▶ **Given request**
Copy every one of the records below word for word, and leave the pictures out of your copy.
((
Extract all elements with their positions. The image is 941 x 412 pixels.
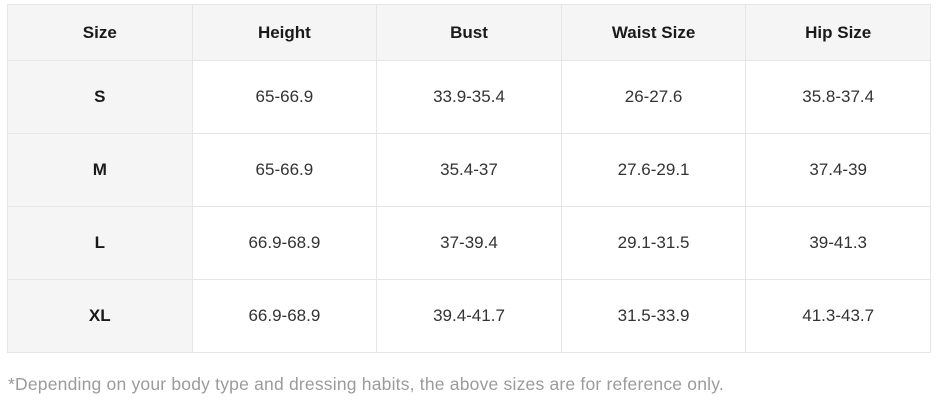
column-header-bust: Bust xyxy=(376,4,562,61)
cell-hip: 39-41.3 xyxy=(745,206,931,280)
header-row: Size Height Bust Waist Size Hip Size xyxy=(7,4,931,61)
column-header-height: Height xyxy=(191,4,378,61)
column-header-hip: Hip Size xyxy=(745,4,931,61)
table-row: S 65-66.9 33.9-35.4 26-27.6 35.8-37.4 xyxy=(7,60,931,134)
cell-size: XL xyxy=(7,279,193,353)
size-chart-table: Size Height Bust Waist Size Hip Size S 6… xyxy=(7,4,931,353)
table-row: XL 66.9-68.9 39.4-41.7 31.5-33.9 41.3-43… xyxy=(7,279,931,353)
cell-hip: 37.4-39 xyxy=(745,133,931,207)
size-disclaimer-text: *Depending on your body type and dressin… xyxy=(8,374,724,394)
cell-waist: 31.5-33.9 xyxy=(560,279,747,353)
cell-height: 65-66.9 xyxy=(191,60,378,134)
cell-hip: 35.8-37.4 xyxy=(745,60,931,134)
cell-bust: 35.4-37 xyxy=(376,133,562,207)
cell-waist: 29.1-31.5 xyxy=(560,206,747,280)
table-row: L 66.9-68.9 37-39.4 29.1-31.5 39-41.3 xyxy=(7,206,931,280)
cell-height: 66.9-68.9 xyxy=(191,279,378,353)
column-header-waist: Waist Size xyxy=(560,4,747,61)
cell-hip: 41.3-43.7 xyxy=(745,279,931,353)
cell-bust: 33.9-35.4 xyxy=(376,60,562,134)
cell-height: 66.9-68.9 xyxy=(191,206,378,280)
cell-size: L xyxy=(7,206,193,280)
cell-bust: 37-39.4 xyxy=(376,206,562,280)
cell-waist: 26-27.6 xyxy=(560,60,747,134)
cell-size: M xyxy=(7,133,193,207)
cell-size: S xyxy=(7,60,193,134)
cell-waist: 27.6-29.1 xyxy=(560,133,747,207)
cell-height: 65-66.9 xyxy=(191,133,378,207)
table-row: M 65-66.9 35.4-37 27.6-29.1 37.4-39 xyxy=(7,133,931,207)
cell-bust: 39.4-41.7 xyxy=(376,279,562,353)
column-header-size: Size xyxy=(7,4,193,61)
))
▶ **Task answer**
Extract all elements with their positions. The image is 941 x 412 pixels.
column-header-bust: Bust xyxy=(376,4,562,61)
cell-hip: 39-41.3 xyxy=(745,206,931,280)
header-row: Size Height Bust Waist Size Hip Size xyxy=(7,4,931,61)
column-header-height: Height xyxy=(191,4,378,61)
column-header-hip: Hip Size xyxy=(745,4,931,61)
table-row: S 65-66.9 33.9-35.4 26-27.6 35.8-37.4 xyxy=(7,60,931,134)
cell-size: XL xyxy=(7,279,193,353)
size-chart-table: Size Height Bust Waist Size Hip Size S 6… xyxy=(7,4,931,353)
table-row: XL 66.9-68.9 39.4-41.7 31.5-33.9 41.3-43… xyxy=(7,279,931,353)
cell-hip: 37.4-39 xyxy=(745,133,931,207)
size-disclaimer-text: *Depending on your body type and dressin… xyxy=(8,374,724,394)
cell-waist: 31.5-33.9 xyxy=(560,279,747,353)
cell-height: 65-66.9 xyxy=(191,60,378,134)
cell-hip: 35.8-37.4 xyxy=(745,60,931,134)
cell-bust: 35.4-37 xyxy=(376,133,562,207)
cell-waist: 29.1-31.5 xyxy=(560,206,747,280)
table-row: L 66.9-68.9 37-39.4 29.1-31.5 39-41.3 xyxy=(7,206,931,280)
cell-height: 66.9-68.9 xyxy=(191,279,378,353)
column-header-waist: Waist Size xyxy=(560,4,747,61)
cell-hip: 41.3-43.7 xyxy=(745,279,931,353)
cell-bust: 33.9-35.4 xyxy=(376,60,562,134)
cell-height: 66.9-68.9 xyxy=(191,206,378,280)
cell-size: L xyxy=(7,206,193,280)
cell-bust: 37-39.4 xyxy=(376,206,562,280)
cell-waist: 26-27.6 xyxy=(560,60,747,134)
cell-size: M xyxy=(7,133,193,207)
cell-size: S xyxy=(7,60,193,134)
cell-waist: 27.6-29.1 xyxy=(560,133,747,207)
cell-height: 65-66.9 xyxy=(191,133,378,207)
table-row: M 65-66.9 35.4-37 27.6-29.1 37.4-39 xyxy=(7,133,931,207)
cell-bust: 39.4-41.7 xyxy=(376,279,562,353)
column-header-size: Size xyxy=(7,4,193,61)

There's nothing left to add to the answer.